__Task to carry out__:
Print the data exactly, leaving nothing out.

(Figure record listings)
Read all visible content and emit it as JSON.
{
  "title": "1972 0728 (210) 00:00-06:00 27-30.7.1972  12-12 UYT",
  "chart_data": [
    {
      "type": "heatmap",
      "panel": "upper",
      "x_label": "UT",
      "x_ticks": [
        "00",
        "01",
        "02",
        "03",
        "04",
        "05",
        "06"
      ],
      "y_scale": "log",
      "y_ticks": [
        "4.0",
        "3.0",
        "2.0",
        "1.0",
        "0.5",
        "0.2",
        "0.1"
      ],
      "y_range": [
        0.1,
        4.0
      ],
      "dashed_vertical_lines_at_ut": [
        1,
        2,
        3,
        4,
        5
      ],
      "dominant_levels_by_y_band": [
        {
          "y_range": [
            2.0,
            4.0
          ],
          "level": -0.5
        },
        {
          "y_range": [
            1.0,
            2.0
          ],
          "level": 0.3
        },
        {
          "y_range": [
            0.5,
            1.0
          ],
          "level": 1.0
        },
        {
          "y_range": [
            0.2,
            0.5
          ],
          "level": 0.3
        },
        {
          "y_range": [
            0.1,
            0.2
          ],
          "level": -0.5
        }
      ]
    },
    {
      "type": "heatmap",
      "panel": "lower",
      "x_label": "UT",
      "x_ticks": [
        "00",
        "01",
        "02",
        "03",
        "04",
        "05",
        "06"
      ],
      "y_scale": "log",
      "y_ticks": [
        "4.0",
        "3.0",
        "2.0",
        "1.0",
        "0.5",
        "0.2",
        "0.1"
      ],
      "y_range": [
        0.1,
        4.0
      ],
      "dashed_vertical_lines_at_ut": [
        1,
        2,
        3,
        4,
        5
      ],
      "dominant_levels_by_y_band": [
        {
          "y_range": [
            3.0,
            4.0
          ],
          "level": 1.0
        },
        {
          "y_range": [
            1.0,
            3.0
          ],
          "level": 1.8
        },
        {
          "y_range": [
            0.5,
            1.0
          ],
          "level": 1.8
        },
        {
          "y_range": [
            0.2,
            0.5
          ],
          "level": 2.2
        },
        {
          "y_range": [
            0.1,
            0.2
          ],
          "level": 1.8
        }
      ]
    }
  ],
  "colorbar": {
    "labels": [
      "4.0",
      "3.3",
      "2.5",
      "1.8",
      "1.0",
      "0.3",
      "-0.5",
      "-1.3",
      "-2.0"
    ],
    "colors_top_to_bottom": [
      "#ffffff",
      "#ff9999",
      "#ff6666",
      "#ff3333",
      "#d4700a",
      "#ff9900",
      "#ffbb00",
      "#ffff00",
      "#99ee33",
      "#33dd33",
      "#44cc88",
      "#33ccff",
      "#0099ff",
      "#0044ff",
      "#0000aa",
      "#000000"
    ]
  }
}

__Full solution__:
Read all visible content and emit it as JSON.
{
  "title": "1972 0728 (210) 00:00-06:00 27-30.7.1972  12-12 UYT",
  "chart_data": [
    {
      "type": "heatmap",
      "panel": "upper",
      "x_label": "UT",
      "x_ticks": [
        "00",
        "01",
        "02",
        "03",
        "04",
        "05",
        "06"
      ],
      "y_scale": "log",
      "y_ticks": [
        "4.0",
        "3.0",
        "2.0",
        "1.0",
        "0.5",
        "0.2",
        "0.1"
      ],
      "y_range": [
        0.1,
        4.0
      ],
      "dashed_vertical_lines_at_ut": [
        1,
        2,
        3,
        4,
        5
      ],
      "dominant_levels_by_y_band": [
        {
          "y_range": [
            2.0,
            4.0
          ],
          "level": -0.5
        },
        {
          "y_range": [
            1.0,
            2.0
          ],
          "level": 0.3
        },
        {
          "y_range": [
            0.5,
            1.0
          ],
          "level": 1.0
        },
        {
          "y_range": [
            0.2,
            0.5
          ],
          "level": 0.3
        },
        {
          "y_range": [
            0.1,
            0.2
          ],
          "level": -0.5
        }
      ]
    },
    {
      "type": "heatmap",
      "panel": "lower",
      "x_label": "UT",
      "x_ticks": [
        "00",
        "01",
        "02",
        "03",
        "04",
        "05",
        "06"
      ],
      "y_scale": "log",
      "y_ticks": [
        "4.0",
        "3.0",
        "2.0",
        "1.0",
        "0.5",
        "0.2",
        "0.1"
      ],
      "y_range": [
        0.1,
        4.0
      ],
      "dashed_vertical_lines_at_ut": [
        1,
        2,
        3,
        4,
        5
      ],
      "dominant_levels_by_y_band": [
        {
          "y_range": [
            3.0,
            4.0
          ],
          "level": 1.0
        },
        {
          "y_range": [
            1.0,
            3.0
          ],
          "level": 1.8
        },
        {
          "y_range": [
            0.5,
            1.0
          ],
          "level": 1.8
        },
        {
          "y_range": [
            0.2,
            0.5
          ],
          "level": 2.2
        },
        {
          "y_range": [
            0.1,
            0.2
          ],
          "level": 1.8
        }
      ]
    }
  ],
  "colorbar": {
    "labels": [
      "4.0",
      "3.3",
      "2.5",
      "1.8",
      "1.0",
      "0.3",
      "-0.5",
      "-1.3",
      "-2.0"
    ],
    "colors_top_to_bottom": [
      "#ffffff",
      "#ff9999",
      "#ff6666",
      "#ff3333",
      "#d4700a",
      "#ff9900",
      "#ffbb00",
      "#ffff00",
      "#99ee33",
      "#33dd33",
      "#44cc88",
      "#33ccff",
      "#0099ff",
      "#0044ff",
      "#0000aa",
      "#000000"
    ]
  }
}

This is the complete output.